<<<<

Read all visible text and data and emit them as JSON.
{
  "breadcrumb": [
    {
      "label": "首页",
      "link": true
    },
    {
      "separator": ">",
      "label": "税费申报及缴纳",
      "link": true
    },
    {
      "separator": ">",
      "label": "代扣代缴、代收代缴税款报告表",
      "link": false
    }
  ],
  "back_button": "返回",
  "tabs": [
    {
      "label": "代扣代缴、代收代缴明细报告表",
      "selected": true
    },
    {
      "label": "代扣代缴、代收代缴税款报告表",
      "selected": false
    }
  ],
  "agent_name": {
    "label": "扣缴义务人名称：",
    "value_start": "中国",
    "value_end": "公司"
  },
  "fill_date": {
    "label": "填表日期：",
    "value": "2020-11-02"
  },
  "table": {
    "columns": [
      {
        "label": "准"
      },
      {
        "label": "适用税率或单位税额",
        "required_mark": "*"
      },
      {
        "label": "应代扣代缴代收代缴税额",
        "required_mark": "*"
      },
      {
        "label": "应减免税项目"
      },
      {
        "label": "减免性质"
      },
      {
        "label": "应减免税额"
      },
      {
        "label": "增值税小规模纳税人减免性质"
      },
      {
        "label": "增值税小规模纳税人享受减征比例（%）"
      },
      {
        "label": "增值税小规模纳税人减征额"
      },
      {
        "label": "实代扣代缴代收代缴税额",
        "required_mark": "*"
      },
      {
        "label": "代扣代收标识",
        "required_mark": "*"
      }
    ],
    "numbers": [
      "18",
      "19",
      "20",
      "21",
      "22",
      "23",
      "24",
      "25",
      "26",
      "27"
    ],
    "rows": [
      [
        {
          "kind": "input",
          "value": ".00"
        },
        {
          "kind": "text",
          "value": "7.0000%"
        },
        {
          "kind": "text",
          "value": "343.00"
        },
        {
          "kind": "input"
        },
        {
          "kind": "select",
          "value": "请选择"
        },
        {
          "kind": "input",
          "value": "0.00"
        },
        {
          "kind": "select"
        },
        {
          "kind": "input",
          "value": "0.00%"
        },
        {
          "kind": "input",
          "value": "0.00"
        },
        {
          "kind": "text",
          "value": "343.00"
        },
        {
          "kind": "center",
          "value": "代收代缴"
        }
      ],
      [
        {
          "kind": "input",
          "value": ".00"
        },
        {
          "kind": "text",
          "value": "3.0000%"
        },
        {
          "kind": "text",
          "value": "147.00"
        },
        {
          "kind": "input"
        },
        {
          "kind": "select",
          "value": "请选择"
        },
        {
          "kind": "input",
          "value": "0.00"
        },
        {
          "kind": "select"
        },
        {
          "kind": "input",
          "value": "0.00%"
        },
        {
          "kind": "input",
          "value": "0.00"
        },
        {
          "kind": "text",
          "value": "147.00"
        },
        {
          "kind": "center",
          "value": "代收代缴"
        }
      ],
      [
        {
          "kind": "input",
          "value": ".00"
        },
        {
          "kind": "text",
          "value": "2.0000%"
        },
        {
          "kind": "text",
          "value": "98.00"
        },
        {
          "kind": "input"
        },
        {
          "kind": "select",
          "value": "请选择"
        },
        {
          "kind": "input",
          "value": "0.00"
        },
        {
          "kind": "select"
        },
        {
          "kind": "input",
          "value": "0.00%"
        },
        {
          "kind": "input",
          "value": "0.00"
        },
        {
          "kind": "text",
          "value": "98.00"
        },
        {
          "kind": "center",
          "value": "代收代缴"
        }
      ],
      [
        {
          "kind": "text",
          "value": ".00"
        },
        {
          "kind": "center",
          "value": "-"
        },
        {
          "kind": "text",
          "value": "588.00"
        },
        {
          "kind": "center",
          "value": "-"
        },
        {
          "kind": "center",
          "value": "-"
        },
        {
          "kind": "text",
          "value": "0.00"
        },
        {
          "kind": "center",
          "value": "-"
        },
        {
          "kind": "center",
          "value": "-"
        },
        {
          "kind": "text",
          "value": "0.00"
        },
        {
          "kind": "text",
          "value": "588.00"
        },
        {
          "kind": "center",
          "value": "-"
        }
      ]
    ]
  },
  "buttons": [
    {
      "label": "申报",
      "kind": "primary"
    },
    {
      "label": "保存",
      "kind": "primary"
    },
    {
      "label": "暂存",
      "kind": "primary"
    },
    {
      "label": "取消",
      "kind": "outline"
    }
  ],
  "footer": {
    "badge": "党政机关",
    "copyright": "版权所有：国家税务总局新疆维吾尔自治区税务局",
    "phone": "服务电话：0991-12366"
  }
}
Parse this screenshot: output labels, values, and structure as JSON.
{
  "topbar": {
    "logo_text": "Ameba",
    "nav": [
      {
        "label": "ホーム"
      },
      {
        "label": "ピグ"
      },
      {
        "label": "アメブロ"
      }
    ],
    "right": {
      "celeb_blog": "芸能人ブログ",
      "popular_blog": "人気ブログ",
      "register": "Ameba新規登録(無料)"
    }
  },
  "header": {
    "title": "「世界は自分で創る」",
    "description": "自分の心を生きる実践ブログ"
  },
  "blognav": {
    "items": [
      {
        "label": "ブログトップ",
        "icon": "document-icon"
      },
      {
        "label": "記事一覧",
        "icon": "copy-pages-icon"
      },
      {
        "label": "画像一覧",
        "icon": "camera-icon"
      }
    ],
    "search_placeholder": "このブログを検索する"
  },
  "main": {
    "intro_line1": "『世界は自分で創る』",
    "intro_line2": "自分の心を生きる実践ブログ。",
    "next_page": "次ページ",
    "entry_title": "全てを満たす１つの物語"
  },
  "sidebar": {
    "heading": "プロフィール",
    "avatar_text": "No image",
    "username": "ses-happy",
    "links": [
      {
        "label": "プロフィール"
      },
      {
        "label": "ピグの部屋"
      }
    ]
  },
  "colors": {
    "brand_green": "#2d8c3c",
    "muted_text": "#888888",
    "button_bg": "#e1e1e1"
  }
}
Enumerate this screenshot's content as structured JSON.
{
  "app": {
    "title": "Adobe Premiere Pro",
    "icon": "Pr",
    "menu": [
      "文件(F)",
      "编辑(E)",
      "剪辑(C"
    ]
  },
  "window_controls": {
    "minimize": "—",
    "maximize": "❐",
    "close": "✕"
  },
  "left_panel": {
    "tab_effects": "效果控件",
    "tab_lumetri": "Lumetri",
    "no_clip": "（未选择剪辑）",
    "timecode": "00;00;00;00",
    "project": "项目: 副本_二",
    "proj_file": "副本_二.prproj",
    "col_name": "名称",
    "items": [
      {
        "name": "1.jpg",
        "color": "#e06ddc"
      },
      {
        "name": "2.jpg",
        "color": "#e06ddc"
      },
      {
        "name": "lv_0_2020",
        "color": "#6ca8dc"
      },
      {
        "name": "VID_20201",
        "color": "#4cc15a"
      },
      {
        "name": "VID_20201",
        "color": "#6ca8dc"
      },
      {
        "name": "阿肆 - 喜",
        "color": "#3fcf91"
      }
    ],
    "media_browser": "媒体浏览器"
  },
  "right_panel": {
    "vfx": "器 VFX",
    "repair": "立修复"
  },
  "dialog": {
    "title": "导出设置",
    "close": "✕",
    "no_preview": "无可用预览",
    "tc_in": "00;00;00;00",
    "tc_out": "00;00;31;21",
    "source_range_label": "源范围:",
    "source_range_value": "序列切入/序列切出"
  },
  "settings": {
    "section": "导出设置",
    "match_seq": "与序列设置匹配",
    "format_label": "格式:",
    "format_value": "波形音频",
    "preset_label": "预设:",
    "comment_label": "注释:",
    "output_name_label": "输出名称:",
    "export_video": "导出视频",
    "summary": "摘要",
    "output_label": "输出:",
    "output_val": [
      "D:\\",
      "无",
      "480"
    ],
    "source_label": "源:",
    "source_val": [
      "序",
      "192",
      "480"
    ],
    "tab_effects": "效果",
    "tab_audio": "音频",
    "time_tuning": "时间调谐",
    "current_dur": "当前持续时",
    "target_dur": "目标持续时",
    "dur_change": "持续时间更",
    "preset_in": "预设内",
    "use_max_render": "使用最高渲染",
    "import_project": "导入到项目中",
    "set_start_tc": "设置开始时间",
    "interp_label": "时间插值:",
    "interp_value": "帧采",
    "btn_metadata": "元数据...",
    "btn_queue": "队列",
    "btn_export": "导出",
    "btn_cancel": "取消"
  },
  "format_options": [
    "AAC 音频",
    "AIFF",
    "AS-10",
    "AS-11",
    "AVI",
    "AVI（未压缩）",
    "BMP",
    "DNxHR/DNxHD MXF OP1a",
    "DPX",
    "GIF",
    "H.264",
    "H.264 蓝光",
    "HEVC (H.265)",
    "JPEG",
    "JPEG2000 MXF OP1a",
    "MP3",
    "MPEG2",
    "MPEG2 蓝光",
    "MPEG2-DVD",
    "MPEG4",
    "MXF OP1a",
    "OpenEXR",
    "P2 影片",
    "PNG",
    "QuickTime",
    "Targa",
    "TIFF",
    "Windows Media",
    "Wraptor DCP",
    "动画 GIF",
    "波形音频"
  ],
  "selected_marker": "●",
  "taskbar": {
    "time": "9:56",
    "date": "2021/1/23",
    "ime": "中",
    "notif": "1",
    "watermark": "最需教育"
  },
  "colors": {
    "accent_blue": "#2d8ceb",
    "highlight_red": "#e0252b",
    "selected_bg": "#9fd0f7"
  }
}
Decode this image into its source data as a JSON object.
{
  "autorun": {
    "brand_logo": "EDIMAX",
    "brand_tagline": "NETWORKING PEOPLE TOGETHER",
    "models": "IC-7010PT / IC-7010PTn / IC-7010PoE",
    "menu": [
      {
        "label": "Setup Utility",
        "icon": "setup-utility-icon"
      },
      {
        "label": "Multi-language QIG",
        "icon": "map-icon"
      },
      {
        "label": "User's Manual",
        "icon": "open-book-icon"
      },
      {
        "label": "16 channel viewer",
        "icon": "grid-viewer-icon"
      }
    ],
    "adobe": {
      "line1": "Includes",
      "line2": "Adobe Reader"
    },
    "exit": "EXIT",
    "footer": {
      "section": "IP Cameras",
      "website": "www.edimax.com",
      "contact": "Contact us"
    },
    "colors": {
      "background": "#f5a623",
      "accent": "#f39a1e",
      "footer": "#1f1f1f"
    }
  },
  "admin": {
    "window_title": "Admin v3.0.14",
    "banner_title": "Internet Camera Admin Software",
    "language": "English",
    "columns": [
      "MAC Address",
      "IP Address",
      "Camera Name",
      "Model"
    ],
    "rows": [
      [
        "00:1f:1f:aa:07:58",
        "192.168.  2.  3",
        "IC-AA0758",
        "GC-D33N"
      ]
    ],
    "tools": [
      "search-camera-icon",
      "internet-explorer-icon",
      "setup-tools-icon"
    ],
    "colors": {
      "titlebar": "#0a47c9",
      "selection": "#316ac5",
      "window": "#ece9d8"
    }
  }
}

>>>>

## Task description
For the string "language", count the lines of the entries above that include it; answer with the number only.

## Result
2